::: PROVIDED ENTRIES :::

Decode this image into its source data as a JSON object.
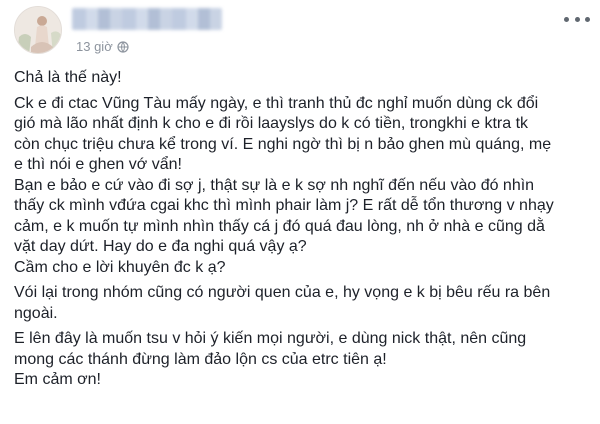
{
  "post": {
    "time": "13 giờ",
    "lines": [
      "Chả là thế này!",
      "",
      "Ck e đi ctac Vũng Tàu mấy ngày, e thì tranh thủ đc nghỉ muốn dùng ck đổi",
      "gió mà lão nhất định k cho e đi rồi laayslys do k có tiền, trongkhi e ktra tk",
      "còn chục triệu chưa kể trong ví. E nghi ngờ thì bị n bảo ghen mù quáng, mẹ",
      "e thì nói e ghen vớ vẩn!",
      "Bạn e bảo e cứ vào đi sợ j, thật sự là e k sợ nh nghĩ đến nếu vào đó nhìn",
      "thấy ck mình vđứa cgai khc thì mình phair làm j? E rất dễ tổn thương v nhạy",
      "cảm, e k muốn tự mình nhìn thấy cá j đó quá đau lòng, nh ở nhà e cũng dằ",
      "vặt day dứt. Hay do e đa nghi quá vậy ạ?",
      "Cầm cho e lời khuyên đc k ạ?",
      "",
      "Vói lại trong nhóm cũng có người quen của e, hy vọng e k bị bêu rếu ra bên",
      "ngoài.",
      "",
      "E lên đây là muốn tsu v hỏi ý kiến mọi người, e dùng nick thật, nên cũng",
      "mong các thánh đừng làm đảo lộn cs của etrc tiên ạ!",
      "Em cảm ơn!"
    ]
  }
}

:::
::: PROVIDED ENTRIES :::

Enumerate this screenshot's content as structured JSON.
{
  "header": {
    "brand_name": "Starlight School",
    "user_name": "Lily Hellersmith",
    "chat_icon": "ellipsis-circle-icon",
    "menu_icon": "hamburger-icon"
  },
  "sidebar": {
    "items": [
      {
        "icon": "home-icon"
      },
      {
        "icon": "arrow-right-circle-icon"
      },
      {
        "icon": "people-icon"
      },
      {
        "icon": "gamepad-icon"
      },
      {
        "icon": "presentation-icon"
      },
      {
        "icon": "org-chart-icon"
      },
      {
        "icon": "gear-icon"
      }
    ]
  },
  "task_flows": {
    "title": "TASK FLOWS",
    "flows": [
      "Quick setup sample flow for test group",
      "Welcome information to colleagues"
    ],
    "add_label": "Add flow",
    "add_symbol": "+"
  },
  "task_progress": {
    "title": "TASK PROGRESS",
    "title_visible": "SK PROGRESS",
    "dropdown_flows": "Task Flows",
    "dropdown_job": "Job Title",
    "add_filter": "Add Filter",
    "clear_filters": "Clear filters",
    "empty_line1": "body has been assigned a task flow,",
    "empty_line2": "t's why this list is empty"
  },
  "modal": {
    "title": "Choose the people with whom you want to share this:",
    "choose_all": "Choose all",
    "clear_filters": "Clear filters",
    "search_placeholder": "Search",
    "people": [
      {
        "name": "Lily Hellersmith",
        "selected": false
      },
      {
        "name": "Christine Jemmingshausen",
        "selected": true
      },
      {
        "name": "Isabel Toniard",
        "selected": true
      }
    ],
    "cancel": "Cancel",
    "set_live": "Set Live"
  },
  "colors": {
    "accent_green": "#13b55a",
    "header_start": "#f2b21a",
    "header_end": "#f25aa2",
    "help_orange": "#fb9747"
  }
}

:::
::: PROVIDED ENTRIES :::

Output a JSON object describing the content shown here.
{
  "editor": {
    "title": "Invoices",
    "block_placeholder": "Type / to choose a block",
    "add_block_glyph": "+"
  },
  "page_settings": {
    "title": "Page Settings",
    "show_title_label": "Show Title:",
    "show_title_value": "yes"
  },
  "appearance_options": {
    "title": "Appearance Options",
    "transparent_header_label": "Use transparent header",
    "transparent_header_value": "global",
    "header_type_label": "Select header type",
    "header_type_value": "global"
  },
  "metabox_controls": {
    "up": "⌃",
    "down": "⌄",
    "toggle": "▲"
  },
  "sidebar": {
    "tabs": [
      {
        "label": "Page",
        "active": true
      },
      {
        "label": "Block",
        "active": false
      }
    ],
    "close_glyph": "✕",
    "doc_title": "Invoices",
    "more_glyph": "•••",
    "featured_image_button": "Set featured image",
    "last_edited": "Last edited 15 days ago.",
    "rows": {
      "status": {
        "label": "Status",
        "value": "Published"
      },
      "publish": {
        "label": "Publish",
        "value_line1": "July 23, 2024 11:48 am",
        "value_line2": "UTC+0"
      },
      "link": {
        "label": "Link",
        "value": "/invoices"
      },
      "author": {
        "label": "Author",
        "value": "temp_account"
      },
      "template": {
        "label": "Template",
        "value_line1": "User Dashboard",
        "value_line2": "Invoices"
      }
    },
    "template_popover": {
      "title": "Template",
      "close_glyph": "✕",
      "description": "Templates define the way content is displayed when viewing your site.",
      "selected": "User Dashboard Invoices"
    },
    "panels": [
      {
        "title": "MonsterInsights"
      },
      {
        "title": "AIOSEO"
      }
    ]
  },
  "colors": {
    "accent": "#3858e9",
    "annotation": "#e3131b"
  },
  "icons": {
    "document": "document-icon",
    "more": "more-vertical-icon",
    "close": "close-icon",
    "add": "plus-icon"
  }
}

:::

* _WHAT YOU SHOULD DO_:
Find every line in the records above that holds the word "muốn", and copy each one.

* _TASK SOLUTION_:
      "Ck e đi ctac Vũng Tàu mấy ngày, e thì tranh thủ đc nghỉ muốn dùng ck đổi",
      "cảm, e k muốn tự mình nhìn thấy cá j đó quá đau lòng, nh ở nhà e cũng dằ",
      "E lên đây là muốn tsu v hỏi ý kiến mọi người, e dùng nick thật, nên cũng",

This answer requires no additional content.